AIM OF THE EXERCISE: Reproduce each line that includes the word "FRET".

--- start THE INPUT ---

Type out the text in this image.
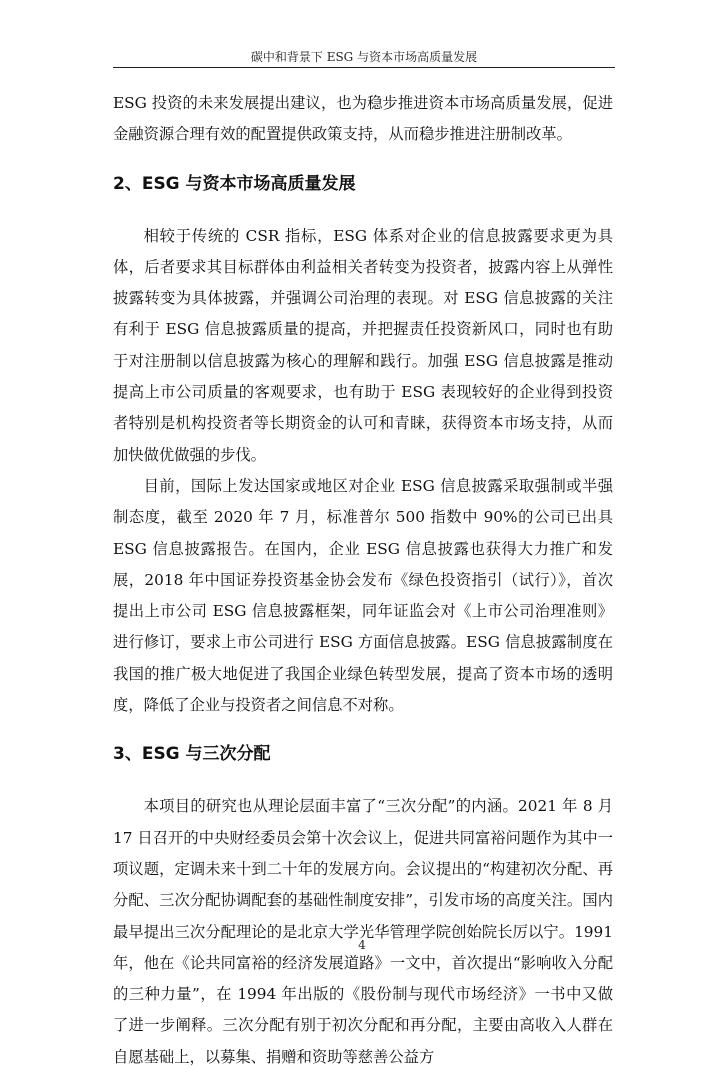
碳中和背景下 ESG 与资本市场高质量发展

ESG 投资的未来发展提出建议，也为稳步推进资本市场高质量发展，促进金融资源合理有效的配置提供政策支持，从而稳步推进注册制改革。

2、ESG 与资本市场高质量发展

相较于传统的 CSR 指标，ESG 体系对企业的信息披露要求更为具体，后者要求其目标群体由利益相关者转变为投资者，披露内容上从弹性披露转变为具体披露，并强调公司治理的表现。对 ESG 信息披露的关注有利于 ESG 信息披露质量的提高，并把握责任投资新风口，同时也有助于对注册制以信息披露为核心的理解和践行。加强 ESG 信息披露是推动提高上市公司质量的客观要求，也有助于 ESG 表现较好的企业得到投资者特别是机构投资者等长期资金的认可和青睐，获得资本市场支持，从而加快做优做强的步伐。

目前，国际上发达国家或地区对企业 ESG 信息披露采取强制或半强制态度，截至 2020 年 7 月，标准普尔 500 指数中 90%的公司已出具 ESG 信息披露报告。在国内，企业 ESG 信息披露也获得大力推广和发展，2018 年中国证券投资基金协会发布《绿色投资指引（试行）》，首次提出上市公司 ESG 信息披露框架，同年证监会对《上市公司治理准则》进行修订，要求上市公司进行 ESG 方面信息披露。ESG 信息披露制度在我国的推广极大地促进了我国企业绿色转型发展，提高了资本市场的透明度，降低了企业与投资者之间信息不对称。

3、ESG 与三次分配

本项目的研究也从理论层面丰富了“三次分配”的内涵。2021 年 8 月 17 日召开的中央财经委员会第十次会议上，促进共同富裕问题作为其中一项议题，定调未来十到二十年的发展方向。会议提出的“构建初次分配、再分配、三次分配协调配套的基础性制度安排”，引发市场的高度关注。国内最早提出三次分配理论的是北京大学光华管理学院创始院长厉以宁。1991 年，他在《论共同富裕的经济发展道路》一文中，首次提出“影响收入分配的三种力量”，在 1994 年出版的《股份制与现代市场经济》一书中又做了进一步阐释。三次分配有别于初次分配和再分配，主要由高收入人群在自愿基础上，以募集、捐赠和资助等慈善公益方

4
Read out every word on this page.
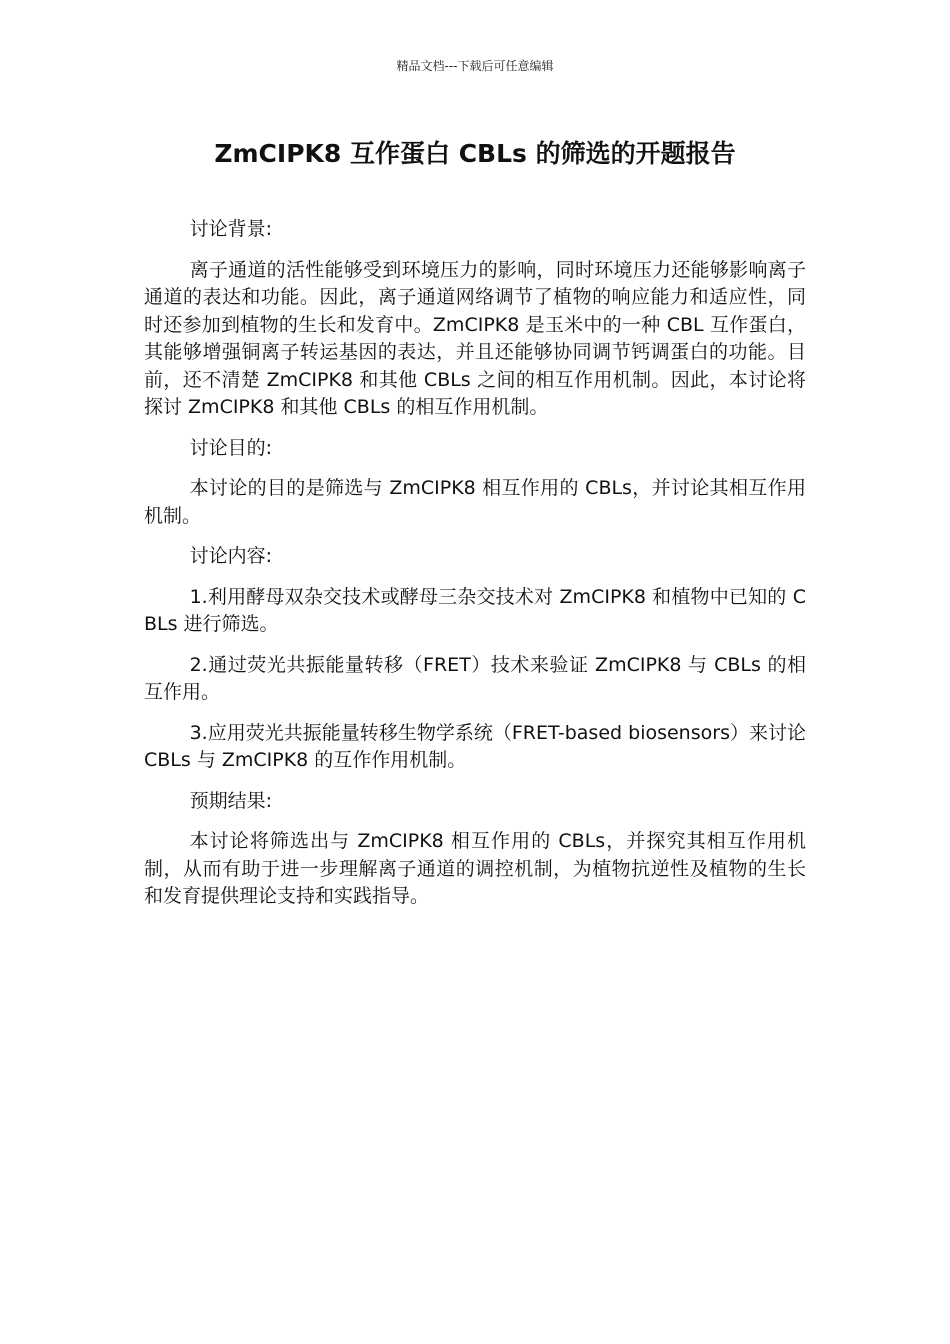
精品文档---下载后可任意编辑
ZmCIPK8 互作蛋白 CBLs 的筛选的开题报告

讨论背景:

离子通道的活性能够受到环境压力的影响，同时环境压力还能够影响离子通道的表达和功能。因此，离子通道网络调节了植物的响应能力和适应性，同时还参加到植物的生长和发育中。ZmCIPK8 是玉米中的一种 CBL 互作蛋白，其能够增强铜离子转运基因的表达，并且还能够协同调节钙调蛋白的功能。目前，还不清楚 ZmCIPK8 和其他 CBLs 之间的相互作用机制。因此，本讨论将探讨 ZmCIPK8 和其他 CBLs 的相互作用机制。

讨论目的:

本讨论的目的是筛选与 ZmCIPK8 相互作用的 CBLs，并讨论其相互作用机制。

讨论内容:

1.利用酵母双杂交技术或酵母三杂交技术对 ZmCIPK8 和植物中已知的 CBLs 进行筛选。

2.通过荧光共振能量转移（FRET）技术来验证 ZmCIPK8 与 CBLs 的相互作用。

3.应用荧光共振能量转移生物学系统（FRET-based biosensors）来讨论 CBLs 与 ZmCIPK8 的互作作用机制。

预期结果:

本讨论将筛选出与 ZmCIPK8 相互作用的 CBLs，并探究其相互作用机制，从而有助于进一步理解离子通道的调控机制，为植物抗逆性及植物的生长和发育提供理论支持和实践指导。
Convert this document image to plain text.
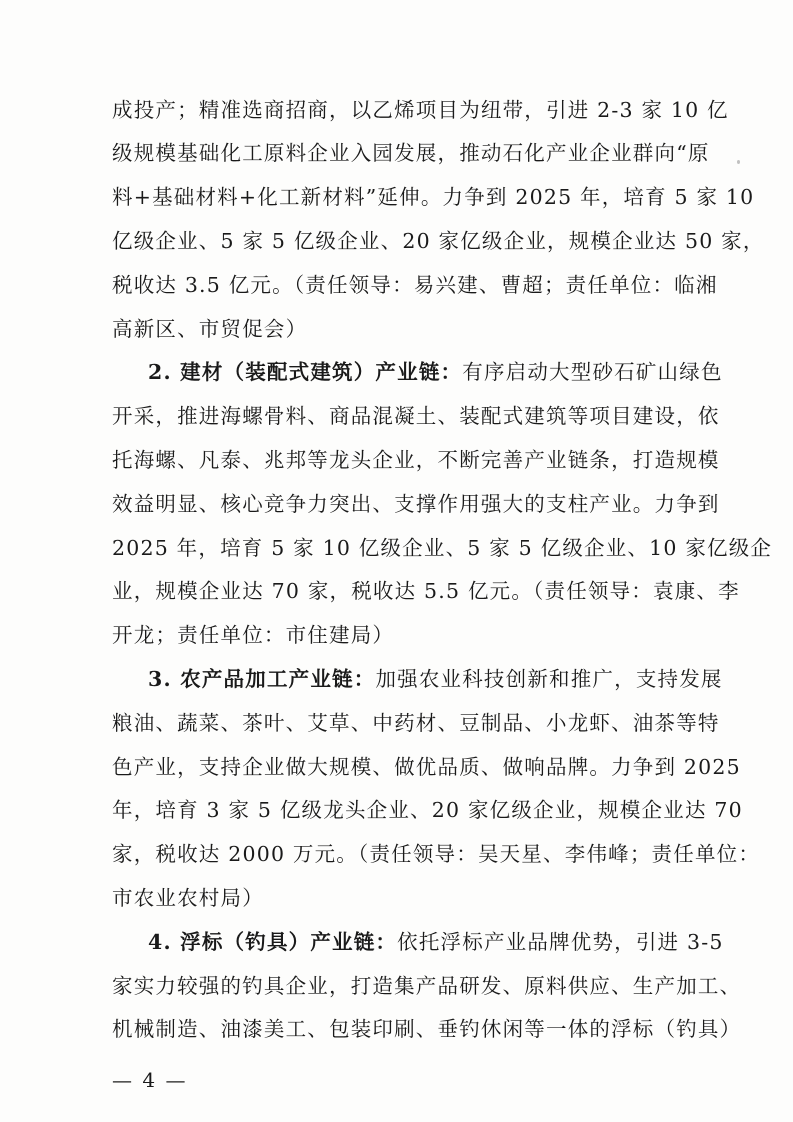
成投产；精准选商招商，以乙烯项目为纽带，引进 2-3 家 10 亿
级规模基础化工原料企业入园发展，推动石化产业企业群向“原
料+基础材料+化工新材料”延伸。力争到 2025 年，培育 5 家 10
亿级企业、5 家 5 亿级企业、20 家亿级企业，规模企业达 50 家，
税收达 3.5 亿元。（责任领导：易兴建、曹超；责任单位：临湘
高新区、市贸促会）
2. 建材（装配式建筑）产业链：有序启动大型砂石矿山绿色
开采，推进海螺骨料、商品混凝土、装配式建筑等项目建设，依
托海螺、凡泰、兆邦等龙头企业，不断完善产业链条，打造规模
效益明显、核心竞争力突出、支撑作用强大的支柱产业。力争到
2025 年，培育 5 家 10 亿级企业、5 家 5 亿级企业、10 家亿级企
业，规模企业达 70 家，税收达 5.5 亿元。（责任领导：袁康、李
开龙；责任单位：市住建局）
3. 农产品加工产业链：加强农业科技创新和推广，支持发展
粮油、蔬菜、茶叶、艾草、中药材、豆制品、小龙虾、油茶等特
色产业，支持企业做大规模、做优品质、做响品牌。力争到 2025
年，培育 3 家 5 亿级龙头企业、20 家亿级企业，规模企业达 70
家，税收达 2000 万元。（责任领导：吴天星、李伟峰；责任单位：
市农业农村局）
4. 浮标（钓具）产业链：依托浮标产业品牌优势，引进 3-5
家实力较强的钓具企业，打造集产品研发、原料供应、生产加工、
机械制造、油漆美工、包装印刷、垂钓休闲等一体的浮标（钓具）
— 4 —
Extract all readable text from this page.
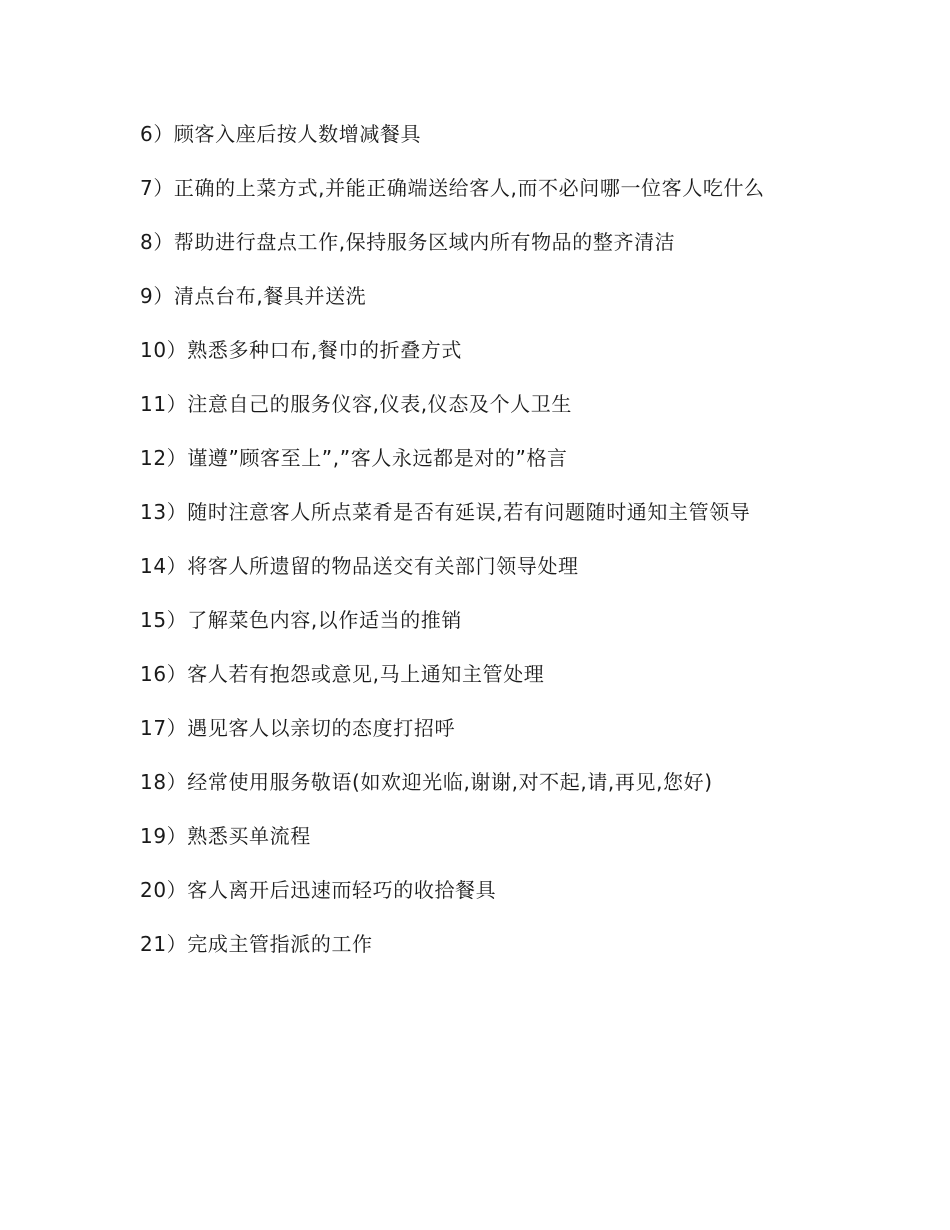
6）顾客入座后按人数增减餐具

7）正确的上菜方式,并能正确端送给客人,而不必问哪一位客人吃什么

8）帮助进行盘点工作,保持服务区域内所有物品的整齐清洁

9）清点台布,餐具并送洗

10）熟悉多种口布,餐巾的折叠方式

11）注意自己的服务仪容,仪表,仪态及个人卫生

12）谨遵”顾客至上”,”客人永远都是对的”格言

13）随时注意客人所点菜肴是否有延误,若有问题随时通知主管领导

14）将客人所遗留的物品送交有关部门领导处理

15）了解菜色内容,以作适当的推销

16）客人若有抱怨或意见,马上通知主管处理

17）遇见客人以亲切的态度打招呼

18）经常使用服务敬语(如欢迎光临,谢谢,对不起,请,再见,您好)

19）熟悉买单流程

20）客人离开后迅速而轻巧的收拾餐具

21）完成主管指派的工作
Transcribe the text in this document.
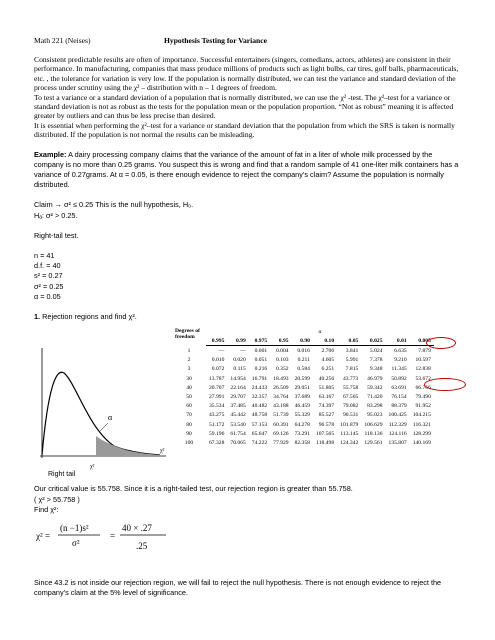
Math 221 (Neises)	Hypothesis Testing for Variance

Consistent predictable results are often of importance. Successful entertainers (singers, comedians, actors, athletes) are consistent in their performance. In manufacturing, companies that mass produce millions of products such as light bulbs, car tires, golf balls, pharmaceuticals, etc. , the tolerance for variation is very low. If the population is normally distributed, we can test the variance and standard deviation of the process under scrutiny using the χ² – distribution with n – 1 degrees of freedom.

To test a variance or a standard deviation of a population that is normally distributed, we can use the χ² -test. The χ²–test for a variance or standard deviation is not as robust as the tests for the population mean or the population proportion. “Not as robust” meaning it is affected greater by outliers and can thus be less precise than desired.

It is essential when performing the χ²–test for a variance or standard deviation that the population from which the SRS is taken is normally distributed. If the population is not normal the results can be misleading.

Example: A dairy processing company claims that the variance of the amount of fat in a liter of whole milk processed by the company is no more than 0.25 grams. You suspect this is wrong and find that a random sample of 41 one-liter milk containers has a variance of 0.27grams. At α = 0.05, is there enough evidence to reject the company’s claim? Assume the population is normally distributed.

Claim → σ² ≤ 0.25 This is the null hypothesis, H₀.

Hₐ: σ² > 0.25.

Right-tail test.

n = 41

d.f. = 40

s² = 0.27

σ² = 0.25

α = 0.05

1. Rejection regions and find χ².
α
χ²
χ²
Right tail
Degrees of freedom	α									
	0.995	0.99	0.975	0.95	0.90	0.10	0.05	0.025	0.01	0.005
1	—	—	0.001	0.004	0.016	2.706	3.841	5.024	6.635	7.879
2	0.010	0.020	0.051	0.103	0.211	4.605	5.991	7.378	9.210	10.597
3	0.072	0.115	0.216	0.352	0.584	6.251	7.815	9.348	11.345	12.838
30	13.787	14.954	16.791	18.493	20.599	40.256	43.773	46.979	50.892	53.672
40	20.707	22.164	24.433	26.509	29.051	51.805	55.758	59.342	63.691	66.766
50	27.991	29.707	32.357	34.764	37.689	63.167	67.505	71.420	76.154	79.490
60	35.534	37.485	40.482	43.188	46.459	74.397	79.082	83.298	88.379	91.952
70	43.275	45.442	48.758	51.739	55.329	85.527	90.531	95.023	100.425	104.215
80	51.172	53.540	57.153	60.391	64.278	96.578	101.879	106.629	112.329	116.321
90	59.196	61.754	65.647	69.126	73.291	107.565	113.145	118.136	124.116	128.299
100	67.328	70.065	74.222	77.929	82.358	118.498	124.342	129.561	135.807	140.169

Our critical value is 55.758. Since it is a right-tailed test, our rejection region is greater than 55.758.

( χ² > 55.758 )

Find χ²:

χ² =
(n −1)s²
σ²
=
40 × .27
.25
Since 43.2 is not inside our rejection region, we will fail to reject the null hypothesis. There is not enough evidence to reject the company’s claim at the 5% level of significance.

--- end THE INPUT ---

EXERCISE OUTPUT:
2.通过荧光共振能量转移（FRET）技术来验证 ZmCIPK8 与 CBLs 的相互作用。
3.应用荧光共振能量转移生物学系统（FRET-based biosensors）来讨论 CBLs 与 ZmCIPK8 的互作作用机制。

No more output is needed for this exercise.